TEXT SEGMENT:
[BEGIN]

On Monday, Heap announced that Haystack would halt distribution and testing with users in Iran until the security concerns were resolved. He wrote, “We have begun contacting users of Haystack to tell them to cease using the program. We will not resume testing until this third party review is completed and security concerns are addressed in an open and transparent way.”
Neither Heap nor other Censorship Research Center employees, nor members of the board of directors, could be reached for comment. But Colascione, Haystack’s lead developer, published a public resignation letter acknowledging that Appelbaum’s concerns were justified. “It is as bad as Appelbaum makes it out to be,” Colascione wrote, adding that the version in circulation was intended only for testing, never for distribution and actual use.
Appelbaum says that he was able to obtain and run a copy of Haystack days after Heap claimed to have stopped supporting the software, suggesting that the organization isn’t in control of how widely it’s being distributed.
It’s alarming that Heap and his colleagues did not accept more help from people established in the field of censorship circumvention, says Ross Anderson, chair of the U.K.-based Foundation for Information Policy Research and a professor of security engineering at the University of Cambridge.

[END]

(Records excerpted from a collection)
[BEGIN]

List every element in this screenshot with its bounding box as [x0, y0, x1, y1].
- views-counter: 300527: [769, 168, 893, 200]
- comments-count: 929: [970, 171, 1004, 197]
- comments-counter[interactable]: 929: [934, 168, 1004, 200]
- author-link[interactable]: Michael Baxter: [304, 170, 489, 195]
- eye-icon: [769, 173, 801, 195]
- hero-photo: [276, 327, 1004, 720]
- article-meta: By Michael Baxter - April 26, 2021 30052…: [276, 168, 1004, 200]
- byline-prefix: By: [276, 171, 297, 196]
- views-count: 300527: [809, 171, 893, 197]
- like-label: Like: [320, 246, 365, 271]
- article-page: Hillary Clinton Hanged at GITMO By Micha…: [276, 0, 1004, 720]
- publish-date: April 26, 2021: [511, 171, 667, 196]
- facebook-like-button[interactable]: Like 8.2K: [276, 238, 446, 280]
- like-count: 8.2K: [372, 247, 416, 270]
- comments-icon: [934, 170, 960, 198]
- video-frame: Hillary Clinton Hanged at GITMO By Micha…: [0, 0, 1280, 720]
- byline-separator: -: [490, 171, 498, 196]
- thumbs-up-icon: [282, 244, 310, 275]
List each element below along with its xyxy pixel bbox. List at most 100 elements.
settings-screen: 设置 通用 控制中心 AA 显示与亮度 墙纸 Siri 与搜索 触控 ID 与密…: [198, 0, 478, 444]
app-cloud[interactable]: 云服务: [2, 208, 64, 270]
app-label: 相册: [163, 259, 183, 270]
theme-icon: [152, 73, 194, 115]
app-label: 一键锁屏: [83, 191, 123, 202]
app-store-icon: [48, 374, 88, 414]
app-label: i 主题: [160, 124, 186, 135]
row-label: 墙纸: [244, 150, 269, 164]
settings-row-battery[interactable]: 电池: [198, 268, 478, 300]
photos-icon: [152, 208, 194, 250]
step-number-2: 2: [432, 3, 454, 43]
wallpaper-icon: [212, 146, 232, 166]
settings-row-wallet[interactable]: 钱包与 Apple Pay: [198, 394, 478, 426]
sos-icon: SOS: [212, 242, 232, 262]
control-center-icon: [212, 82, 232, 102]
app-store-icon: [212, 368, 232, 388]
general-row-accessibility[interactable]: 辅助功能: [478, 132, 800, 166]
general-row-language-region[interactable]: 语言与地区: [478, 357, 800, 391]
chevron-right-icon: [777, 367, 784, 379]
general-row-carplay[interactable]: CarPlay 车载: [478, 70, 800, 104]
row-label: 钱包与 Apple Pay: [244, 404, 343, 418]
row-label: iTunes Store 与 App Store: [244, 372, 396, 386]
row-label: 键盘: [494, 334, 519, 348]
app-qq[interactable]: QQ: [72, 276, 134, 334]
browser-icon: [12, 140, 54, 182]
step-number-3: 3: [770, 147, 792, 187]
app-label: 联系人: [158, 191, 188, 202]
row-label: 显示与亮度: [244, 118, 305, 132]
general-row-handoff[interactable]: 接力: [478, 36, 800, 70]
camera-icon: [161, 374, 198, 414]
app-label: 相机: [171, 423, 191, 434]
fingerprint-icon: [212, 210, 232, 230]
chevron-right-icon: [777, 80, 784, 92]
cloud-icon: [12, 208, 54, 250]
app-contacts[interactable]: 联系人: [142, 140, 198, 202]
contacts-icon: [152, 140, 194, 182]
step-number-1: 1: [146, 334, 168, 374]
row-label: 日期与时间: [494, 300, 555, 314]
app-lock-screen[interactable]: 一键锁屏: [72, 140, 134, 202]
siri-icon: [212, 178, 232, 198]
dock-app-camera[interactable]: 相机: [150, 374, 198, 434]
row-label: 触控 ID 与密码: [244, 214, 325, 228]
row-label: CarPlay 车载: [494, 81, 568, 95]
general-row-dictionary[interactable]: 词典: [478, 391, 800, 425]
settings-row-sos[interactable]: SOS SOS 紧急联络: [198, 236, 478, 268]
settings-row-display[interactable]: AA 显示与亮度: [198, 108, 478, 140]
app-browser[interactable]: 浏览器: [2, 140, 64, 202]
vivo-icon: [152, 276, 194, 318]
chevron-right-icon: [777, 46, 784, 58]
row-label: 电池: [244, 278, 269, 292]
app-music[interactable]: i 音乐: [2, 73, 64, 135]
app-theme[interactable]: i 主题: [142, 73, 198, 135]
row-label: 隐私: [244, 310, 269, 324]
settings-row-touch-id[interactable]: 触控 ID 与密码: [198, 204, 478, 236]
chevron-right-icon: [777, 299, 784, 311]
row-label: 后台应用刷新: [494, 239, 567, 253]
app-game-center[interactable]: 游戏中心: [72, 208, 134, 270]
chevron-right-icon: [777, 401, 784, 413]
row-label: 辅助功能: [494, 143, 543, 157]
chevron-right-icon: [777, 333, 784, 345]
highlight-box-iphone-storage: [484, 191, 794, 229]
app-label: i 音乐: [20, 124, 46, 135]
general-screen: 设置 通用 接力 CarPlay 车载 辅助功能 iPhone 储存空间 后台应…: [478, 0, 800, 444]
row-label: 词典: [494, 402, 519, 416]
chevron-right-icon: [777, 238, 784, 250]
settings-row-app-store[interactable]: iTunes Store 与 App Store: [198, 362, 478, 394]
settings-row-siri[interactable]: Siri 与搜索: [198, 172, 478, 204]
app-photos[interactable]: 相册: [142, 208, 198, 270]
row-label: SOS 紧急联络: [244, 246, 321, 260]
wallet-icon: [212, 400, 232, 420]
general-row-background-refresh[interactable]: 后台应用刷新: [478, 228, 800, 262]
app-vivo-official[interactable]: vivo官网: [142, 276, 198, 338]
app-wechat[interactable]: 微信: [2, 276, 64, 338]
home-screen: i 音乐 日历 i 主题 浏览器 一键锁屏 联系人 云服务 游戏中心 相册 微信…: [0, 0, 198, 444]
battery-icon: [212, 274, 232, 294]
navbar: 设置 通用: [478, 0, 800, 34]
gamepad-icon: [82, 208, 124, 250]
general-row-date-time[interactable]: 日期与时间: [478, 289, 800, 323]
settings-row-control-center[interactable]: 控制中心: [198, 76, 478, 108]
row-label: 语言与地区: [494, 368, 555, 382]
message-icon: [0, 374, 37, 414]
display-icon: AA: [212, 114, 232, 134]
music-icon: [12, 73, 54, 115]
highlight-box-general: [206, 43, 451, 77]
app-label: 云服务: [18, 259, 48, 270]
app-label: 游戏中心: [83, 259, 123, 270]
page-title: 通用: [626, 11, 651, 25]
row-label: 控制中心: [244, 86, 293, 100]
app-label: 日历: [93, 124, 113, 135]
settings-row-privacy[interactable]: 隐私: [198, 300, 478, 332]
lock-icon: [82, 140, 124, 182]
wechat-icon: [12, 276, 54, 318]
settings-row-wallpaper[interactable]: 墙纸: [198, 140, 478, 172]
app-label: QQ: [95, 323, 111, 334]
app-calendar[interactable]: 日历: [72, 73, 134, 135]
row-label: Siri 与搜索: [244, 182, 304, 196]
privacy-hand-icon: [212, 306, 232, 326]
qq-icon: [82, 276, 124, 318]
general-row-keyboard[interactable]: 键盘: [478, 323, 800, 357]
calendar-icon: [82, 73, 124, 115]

[END]

PROBLEMS:
**A)** Answer these from the passage on Haystack:
(i) What did Heap say Haystack would halt with users in Iran?
(ii) Who is named as Haystack's lead developer?
(iii) What subject does Ross Anderson teach, and at which university?
**B)** Write a continuation of the passage on Haystack that picks up from its final sentence.

ANSWER SET:
**A)**
(i) Distribution and testing.
(ii) Colascione.
(iii) Security engineering, at the University of Cambridge.

**B)**
Anderson says it’s very difficult to design censorship circumvention tools that work properly, and the creators of such tools need to be well-versed in the risks and pitfalls. “There’s a lot of bloody history, and there’s a lot of relevant research,” he says.
The challenges go beyond simply providing access to restricted websites, Anderson says. Tools need to protect users’ anonymity, and avoid creating evidence that could be damning if it fell into the hands of government officials.
A poorly designed tool can single a user out, Anderson says. He likens it to being the only one to show up to a party wearing a mask. He warns that, because Haystack doesn’t appear to be in wide use, authorities could assume that anyone who does have a copy is a high-value target and should be arrested.
The Berkman Center for Internet and Society at Harvard University has previously conducted tests of censorship circumvention tools, both in the lab and in countries that filter Internet content, to determine how effective tools are at circumventing censorship, how secure they are, and how easy they are to use. Berkman researcher Ethan Zuckerman says that he hopes Haystack’s founders will allow a version of the tool to be tested later this year, the next time the center plans to evaluate such tools.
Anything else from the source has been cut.